Stored rows:
_ _ _
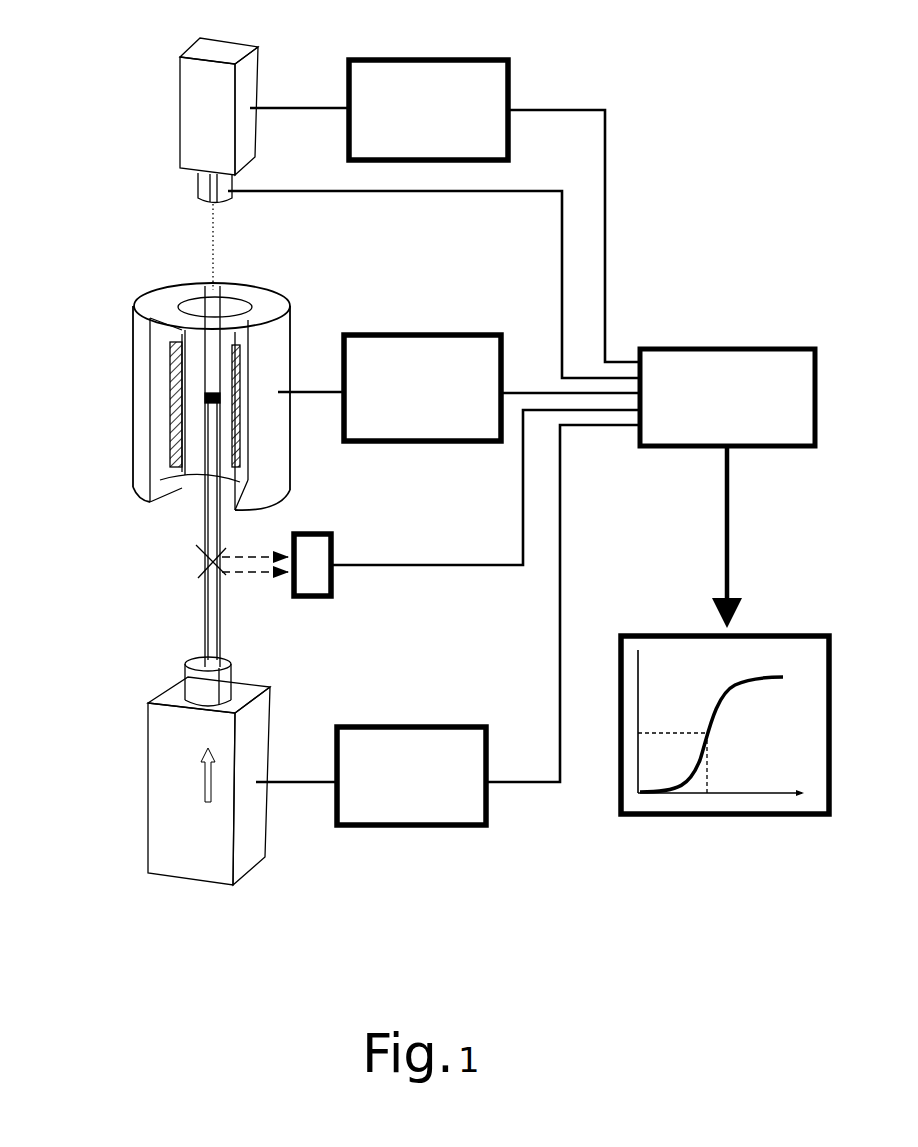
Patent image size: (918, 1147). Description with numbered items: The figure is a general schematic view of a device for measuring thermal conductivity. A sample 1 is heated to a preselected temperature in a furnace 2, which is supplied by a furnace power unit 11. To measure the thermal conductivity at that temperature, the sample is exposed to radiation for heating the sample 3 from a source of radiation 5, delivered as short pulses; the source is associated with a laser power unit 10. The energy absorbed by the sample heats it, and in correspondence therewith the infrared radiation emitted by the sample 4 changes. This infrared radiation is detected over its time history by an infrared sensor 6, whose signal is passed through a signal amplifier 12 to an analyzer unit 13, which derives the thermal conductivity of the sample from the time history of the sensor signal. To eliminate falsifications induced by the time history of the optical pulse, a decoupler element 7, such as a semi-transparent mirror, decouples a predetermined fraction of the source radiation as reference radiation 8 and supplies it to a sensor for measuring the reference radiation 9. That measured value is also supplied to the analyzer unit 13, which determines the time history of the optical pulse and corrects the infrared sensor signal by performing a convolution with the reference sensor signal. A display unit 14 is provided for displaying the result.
_ _ _
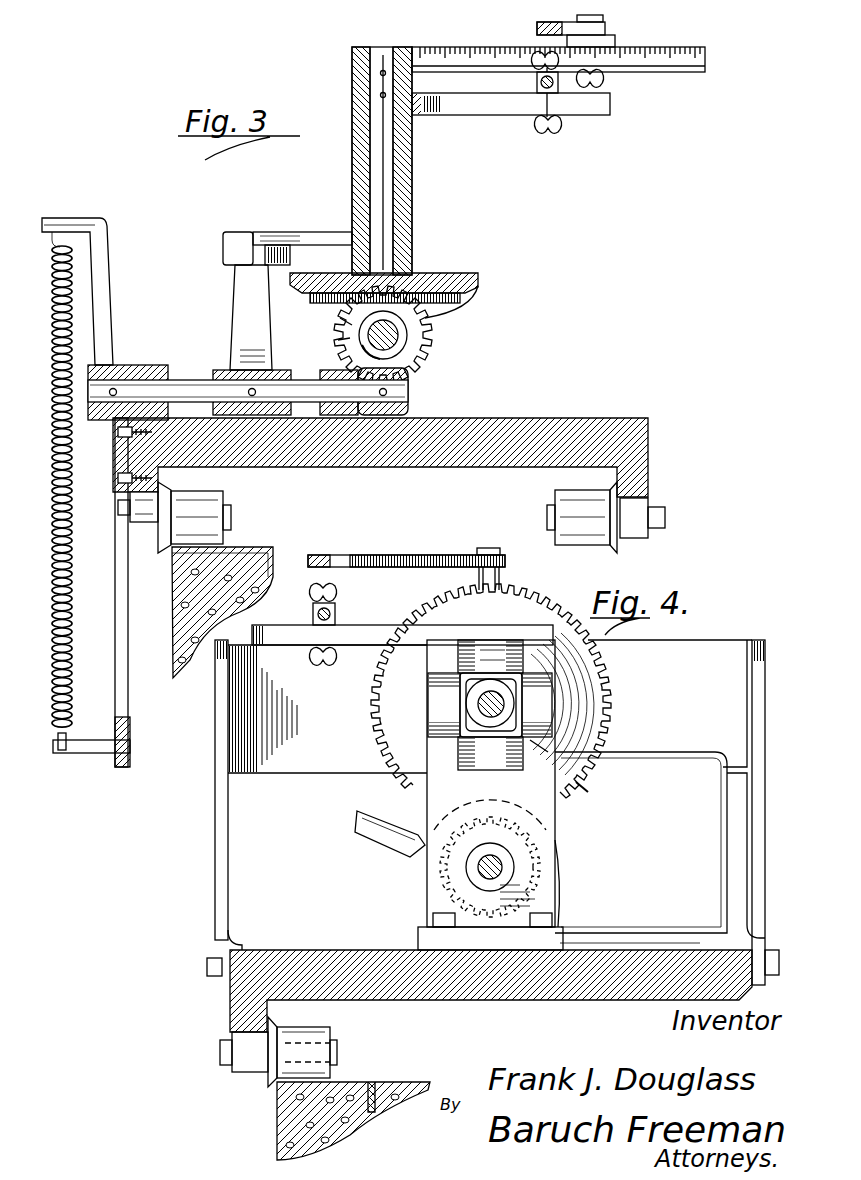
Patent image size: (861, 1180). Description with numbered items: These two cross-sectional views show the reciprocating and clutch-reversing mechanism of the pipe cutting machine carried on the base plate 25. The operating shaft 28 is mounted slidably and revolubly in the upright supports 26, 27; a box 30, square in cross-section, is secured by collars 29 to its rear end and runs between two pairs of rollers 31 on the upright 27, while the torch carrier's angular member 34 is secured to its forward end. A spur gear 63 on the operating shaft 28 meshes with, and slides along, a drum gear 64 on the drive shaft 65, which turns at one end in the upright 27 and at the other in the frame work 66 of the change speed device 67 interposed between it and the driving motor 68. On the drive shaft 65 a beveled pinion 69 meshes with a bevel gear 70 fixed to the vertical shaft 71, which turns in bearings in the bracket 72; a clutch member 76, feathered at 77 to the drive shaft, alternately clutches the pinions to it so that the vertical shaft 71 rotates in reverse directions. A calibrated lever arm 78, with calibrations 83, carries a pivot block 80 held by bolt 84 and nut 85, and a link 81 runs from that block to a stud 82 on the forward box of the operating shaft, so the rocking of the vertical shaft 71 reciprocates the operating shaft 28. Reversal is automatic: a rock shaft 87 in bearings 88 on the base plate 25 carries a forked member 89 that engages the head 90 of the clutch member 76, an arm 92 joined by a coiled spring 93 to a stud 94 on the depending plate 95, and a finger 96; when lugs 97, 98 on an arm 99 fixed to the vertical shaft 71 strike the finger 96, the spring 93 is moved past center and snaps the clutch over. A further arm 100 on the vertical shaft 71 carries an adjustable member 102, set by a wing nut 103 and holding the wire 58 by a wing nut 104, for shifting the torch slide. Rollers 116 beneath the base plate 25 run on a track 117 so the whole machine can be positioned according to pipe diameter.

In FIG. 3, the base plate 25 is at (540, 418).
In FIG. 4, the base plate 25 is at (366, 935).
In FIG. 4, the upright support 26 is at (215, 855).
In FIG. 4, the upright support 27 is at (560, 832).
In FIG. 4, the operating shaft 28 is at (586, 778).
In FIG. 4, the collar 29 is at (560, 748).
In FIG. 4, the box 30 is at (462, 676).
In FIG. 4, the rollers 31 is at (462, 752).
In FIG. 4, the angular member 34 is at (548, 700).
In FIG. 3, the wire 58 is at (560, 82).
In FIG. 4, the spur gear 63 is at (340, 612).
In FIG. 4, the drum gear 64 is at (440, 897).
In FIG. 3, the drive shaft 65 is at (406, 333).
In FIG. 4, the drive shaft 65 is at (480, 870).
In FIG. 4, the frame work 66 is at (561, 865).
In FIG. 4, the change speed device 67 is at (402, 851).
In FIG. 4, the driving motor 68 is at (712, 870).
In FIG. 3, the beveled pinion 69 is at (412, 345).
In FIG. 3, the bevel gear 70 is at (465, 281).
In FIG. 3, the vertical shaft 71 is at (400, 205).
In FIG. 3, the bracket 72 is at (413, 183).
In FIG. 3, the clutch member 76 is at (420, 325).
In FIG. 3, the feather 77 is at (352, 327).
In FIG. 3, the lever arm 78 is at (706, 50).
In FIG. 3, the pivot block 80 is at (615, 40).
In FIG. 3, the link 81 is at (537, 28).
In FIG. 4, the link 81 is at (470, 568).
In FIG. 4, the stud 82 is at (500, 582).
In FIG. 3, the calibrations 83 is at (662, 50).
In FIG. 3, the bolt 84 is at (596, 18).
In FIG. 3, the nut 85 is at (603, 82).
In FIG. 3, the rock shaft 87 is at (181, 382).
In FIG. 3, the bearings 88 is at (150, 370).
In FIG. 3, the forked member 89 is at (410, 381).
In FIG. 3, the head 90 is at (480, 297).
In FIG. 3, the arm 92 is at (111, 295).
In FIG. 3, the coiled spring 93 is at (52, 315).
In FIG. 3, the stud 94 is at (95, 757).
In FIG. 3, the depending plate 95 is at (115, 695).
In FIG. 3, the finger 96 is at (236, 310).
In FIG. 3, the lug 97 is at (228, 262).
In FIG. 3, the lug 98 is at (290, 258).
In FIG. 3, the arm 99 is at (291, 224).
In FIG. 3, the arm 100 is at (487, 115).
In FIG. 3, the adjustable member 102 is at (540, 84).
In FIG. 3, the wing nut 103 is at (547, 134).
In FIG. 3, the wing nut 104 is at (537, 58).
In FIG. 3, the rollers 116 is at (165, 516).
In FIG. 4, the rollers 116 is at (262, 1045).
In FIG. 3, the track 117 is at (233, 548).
_ _ _
Given problem: Collect every line in the records above that contains the word "stud", and copy each of those lines unchanged.

Solution:
Patent image size: (861, 1180). Description with numbered items: These two cross-sectional views show the reciprocating and clutch-reversing mechanism of the pipe cutting machine carried on the base plate 25. The operating shaft 28 is mounted slidably and revolubly in the upright supports 26, 27; a box 30, square in cross-section, is secured by collars 29 to its rear end and runs between two pairs of rollers 31 on the upright 27, while the torch carrier's angular member 34 is secured to its forward end. A spur gear 63 on the operating shaft 28 meshes with, and slides along, a drum gear 64 on the drive shaft 65, which turns at one end in the upright 27 and at the other in the frame work 66 of the change speed device 67 interposed between it and the driving motor 68. On the drive shaft 65 a beveled pinion 69 meshes with a bevel gear 70 fixed to the vertical shaft 71, which turns in bearings in the bracket 72; a clutch member 76, feathered at 77 to the drive shaft, alternately clutches the pinions to it so that the vertical shaft 71 rotates in reverse directions. A calibrated lever arm 78, with calibrations 83, carries a pivot block 80 held by bolt 84 and nut 85, and a link 81 runs from that block to a stud 82 on the forward box of the operating shaft, so the rocking of the vertical shaft 71 reciprocates the operating shaft 28. Reversal is automatic: a rock shaft 87 in bearings 88 on the base plate 25 carries a forked member 89 that engages the head 90 of the clutch member 76, an arm 92 joined by a coiled spring 93 to a stud 94 on the depending plate 95, and a finger 96; when lugs 97, 98 on an arm 99 fixed to the vertical shaft 71 strike the finger 96, the spring 93 is moved past center and snaps the clutch over. A further arm 100 on the vertical shaft 71 carries an adjustable member 102, set by a wing nut 103 and holding the wire 58 by a wing nut 104, for shifting the torch slide. Rollers 116 beneath the base plate 25 run on a track 117 so the whole machine can be positioned according to pipe diameter.
In FIG. 4, the stud 82 is at (500, 582).
In FIG. 3, the stud 94 is at (95, 757).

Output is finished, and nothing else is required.